"""
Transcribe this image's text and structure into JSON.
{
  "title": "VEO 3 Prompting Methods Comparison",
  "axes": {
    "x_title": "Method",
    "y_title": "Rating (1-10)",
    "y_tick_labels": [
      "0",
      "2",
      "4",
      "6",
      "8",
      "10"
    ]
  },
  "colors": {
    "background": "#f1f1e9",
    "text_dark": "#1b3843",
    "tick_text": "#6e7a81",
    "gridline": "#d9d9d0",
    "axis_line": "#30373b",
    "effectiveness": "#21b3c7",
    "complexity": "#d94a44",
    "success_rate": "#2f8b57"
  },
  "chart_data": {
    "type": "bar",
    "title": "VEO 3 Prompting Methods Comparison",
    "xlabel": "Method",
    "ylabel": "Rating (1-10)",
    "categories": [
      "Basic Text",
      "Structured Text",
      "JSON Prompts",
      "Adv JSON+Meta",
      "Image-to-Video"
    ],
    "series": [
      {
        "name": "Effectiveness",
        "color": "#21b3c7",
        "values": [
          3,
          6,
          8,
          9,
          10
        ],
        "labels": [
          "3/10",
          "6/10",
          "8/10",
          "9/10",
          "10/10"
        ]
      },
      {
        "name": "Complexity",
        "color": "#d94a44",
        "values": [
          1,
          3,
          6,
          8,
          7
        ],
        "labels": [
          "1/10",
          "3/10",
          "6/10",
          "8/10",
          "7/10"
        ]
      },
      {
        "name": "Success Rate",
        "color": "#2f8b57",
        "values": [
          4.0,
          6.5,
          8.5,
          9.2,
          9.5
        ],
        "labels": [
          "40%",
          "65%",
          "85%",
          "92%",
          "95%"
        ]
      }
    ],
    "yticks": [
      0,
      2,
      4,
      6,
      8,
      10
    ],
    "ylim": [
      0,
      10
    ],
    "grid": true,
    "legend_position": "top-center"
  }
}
"""
▶ **What to work on**:
Go through the material above and count the lines that contain "Rating"; answer with the number alone.

▶ **Full response**:
2